Brief
Reproduce the passage from the forum thread on the vfio driver tree verbatim, from "Yep, I think" to "in qemu proper.".

#### Excerpted passage ####

Yep, I think once Michael is back from holiday and does a pull request
(and hopefully merges Jan's PCIBus irq routing patches) my tree will be
down to mostly just the vfio driver and I'll start managing it like the
kernel tree with a patch series that gets rebased.  I'm hoping that if I
can get an acceptable level irqfd/eoifd implementation for x86 kvm in
the kernel that I can rip out the ioapic eoi notifiers and submit the
code as functional only with kvm and work out the generic eoi notifiers
in qemu proper.

#### Extracted entries ####

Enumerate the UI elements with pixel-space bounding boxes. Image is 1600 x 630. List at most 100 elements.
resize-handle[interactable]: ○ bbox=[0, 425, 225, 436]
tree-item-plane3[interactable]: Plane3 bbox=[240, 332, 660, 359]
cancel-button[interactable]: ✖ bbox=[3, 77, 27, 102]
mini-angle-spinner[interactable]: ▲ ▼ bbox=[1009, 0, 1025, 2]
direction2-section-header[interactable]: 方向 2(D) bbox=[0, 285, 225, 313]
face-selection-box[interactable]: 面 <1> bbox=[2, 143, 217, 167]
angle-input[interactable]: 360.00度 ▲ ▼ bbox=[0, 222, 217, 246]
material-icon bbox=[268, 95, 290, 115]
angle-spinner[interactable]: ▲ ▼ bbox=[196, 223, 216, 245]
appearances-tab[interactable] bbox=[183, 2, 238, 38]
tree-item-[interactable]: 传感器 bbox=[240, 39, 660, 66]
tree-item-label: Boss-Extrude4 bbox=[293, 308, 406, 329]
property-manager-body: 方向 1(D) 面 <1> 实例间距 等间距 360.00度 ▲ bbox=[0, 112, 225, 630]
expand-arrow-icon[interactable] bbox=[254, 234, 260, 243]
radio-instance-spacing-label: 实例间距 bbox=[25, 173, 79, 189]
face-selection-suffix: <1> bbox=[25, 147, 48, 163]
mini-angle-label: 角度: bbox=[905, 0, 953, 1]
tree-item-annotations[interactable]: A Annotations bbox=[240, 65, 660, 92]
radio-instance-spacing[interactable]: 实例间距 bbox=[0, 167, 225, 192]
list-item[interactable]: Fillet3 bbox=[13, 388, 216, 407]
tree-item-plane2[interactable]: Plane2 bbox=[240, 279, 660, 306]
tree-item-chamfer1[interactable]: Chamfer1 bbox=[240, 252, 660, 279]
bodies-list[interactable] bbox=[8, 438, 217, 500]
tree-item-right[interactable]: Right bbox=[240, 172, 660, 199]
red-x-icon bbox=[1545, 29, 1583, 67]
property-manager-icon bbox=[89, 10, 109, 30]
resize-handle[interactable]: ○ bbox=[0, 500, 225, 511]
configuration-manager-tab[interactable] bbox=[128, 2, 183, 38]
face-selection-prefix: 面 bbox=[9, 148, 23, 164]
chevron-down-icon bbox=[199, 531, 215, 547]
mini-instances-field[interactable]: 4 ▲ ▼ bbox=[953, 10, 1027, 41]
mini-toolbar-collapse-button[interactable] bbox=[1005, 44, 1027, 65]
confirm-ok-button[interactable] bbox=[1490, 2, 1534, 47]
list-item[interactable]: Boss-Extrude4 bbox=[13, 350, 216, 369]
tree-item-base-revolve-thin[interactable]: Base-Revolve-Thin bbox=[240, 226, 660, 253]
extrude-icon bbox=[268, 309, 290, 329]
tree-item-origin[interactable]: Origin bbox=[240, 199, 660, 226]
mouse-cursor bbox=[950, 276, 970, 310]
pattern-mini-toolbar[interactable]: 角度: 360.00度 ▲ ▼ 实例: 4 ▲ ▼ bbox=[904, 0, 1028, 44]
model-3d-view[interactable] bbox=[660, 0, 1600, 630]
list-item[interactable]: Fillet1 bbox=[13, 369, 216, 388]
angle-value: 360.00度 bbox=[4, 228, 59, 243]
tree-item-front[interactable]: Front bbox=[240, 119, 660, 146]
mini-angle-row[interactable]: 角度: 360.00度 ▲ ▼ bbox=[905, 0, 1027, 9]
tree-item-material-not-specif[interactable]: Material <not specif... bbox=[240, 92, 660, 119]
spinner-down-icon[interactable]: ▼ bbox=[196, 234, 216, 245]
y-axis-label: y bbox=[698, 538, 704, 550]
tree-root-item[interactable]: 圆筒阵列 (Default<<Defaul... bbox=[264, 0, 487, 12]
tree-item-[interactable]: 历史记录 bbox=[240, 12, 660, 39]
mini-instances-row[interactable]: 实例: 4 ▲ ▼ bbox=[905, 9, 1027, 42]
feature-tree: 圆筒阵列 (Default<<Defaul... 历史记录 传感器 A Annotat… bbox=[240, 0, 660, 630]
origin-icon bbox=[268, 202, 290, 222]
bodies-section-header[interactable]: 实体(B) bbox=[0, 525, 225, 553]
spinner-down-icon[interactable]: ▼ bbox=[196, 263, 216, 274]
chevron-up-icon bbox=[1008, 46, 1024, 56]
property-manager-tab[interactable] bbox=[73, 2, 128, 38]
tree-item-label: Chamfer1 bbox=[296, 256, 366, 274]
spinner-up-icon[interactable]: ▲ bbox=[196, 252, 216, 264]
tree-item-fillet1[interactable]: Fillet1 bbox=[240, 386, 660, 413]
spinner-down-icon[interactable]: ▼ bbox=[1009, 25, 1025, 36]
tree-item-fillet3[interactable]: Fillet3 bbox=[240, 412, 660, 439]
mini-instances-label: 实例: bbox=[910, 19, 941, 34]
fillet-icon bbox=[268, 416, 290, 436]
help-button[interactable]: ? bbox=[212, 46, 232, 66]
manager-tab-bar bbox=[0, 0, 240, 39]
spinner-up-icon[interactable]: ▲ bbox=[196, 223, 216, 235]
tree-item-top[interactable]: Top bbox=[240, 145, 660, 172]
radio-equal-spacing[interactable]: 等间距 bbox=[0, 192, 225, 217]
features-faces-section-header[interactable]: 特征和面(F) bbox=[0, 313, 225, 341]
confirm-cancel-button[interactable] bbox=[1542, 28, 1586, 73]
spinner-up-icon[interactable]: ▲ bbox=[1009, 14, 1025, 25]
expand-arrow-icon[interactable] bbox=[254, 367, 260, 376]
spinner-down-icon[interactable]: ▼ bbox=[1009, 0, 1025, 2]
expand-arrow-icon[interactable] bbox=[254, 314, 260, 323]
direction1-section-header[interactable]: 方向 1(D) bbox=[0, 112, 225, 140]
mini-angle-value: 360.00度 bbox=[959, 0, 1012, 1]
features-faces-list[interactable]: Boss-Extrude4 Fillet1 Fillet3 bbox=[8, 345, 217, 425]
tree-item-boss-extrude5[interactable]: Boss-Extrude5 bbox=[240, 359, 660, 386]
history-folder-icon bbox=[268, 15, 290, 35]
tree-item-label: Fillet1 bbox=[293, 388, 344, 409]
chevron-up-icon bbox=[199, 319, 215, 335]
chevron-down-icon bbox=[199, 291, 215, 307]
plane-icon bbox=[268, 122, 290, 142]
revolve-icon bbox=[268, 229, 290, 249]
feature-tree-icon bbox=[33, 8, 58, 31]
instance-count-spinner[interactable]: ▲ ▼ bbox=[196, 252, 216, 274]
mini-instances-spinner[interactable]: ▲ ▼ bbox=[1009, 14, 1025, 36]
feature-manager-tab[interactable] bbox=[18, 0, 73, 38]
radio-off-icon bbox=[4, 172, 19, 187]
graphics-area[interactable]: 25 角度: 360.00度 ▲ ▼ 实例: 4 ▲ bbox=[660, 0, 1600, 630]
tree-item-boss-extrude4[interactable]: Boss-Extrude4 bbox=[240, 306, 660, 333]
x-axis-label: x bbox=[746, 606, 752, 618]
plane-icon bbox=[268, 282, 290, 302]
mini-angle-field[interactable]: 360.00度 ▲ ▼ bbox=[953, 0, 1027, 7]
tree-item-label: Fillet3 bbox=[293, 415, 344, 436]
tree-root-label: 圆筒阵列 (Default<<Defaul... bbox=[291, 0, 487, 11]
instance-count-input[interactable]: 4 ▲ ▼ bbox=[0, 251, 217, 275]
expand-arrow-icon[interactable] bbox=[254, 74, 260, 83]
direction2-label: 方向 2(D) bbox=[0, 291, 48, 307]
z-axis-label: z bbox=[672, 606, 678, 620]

####

Output of the task
Yep, I think once Michael is back from holiday and does a pull request
(and hopefully merges Jan's PCIBus irq routing patches) my tree will be
down to mostly just the vfio driver and I'll start managing it like the
kernel tree with a patch series that gets rebased.  I'm hoping that if I
can get an acceptable level irqfd/eoifd implementation for x86 kvm in
the kernel that I can rip out the ioapic eoi notifiers and submit the
code as functional only with kvm and work out the generic eoi notifiers
in qemu proper.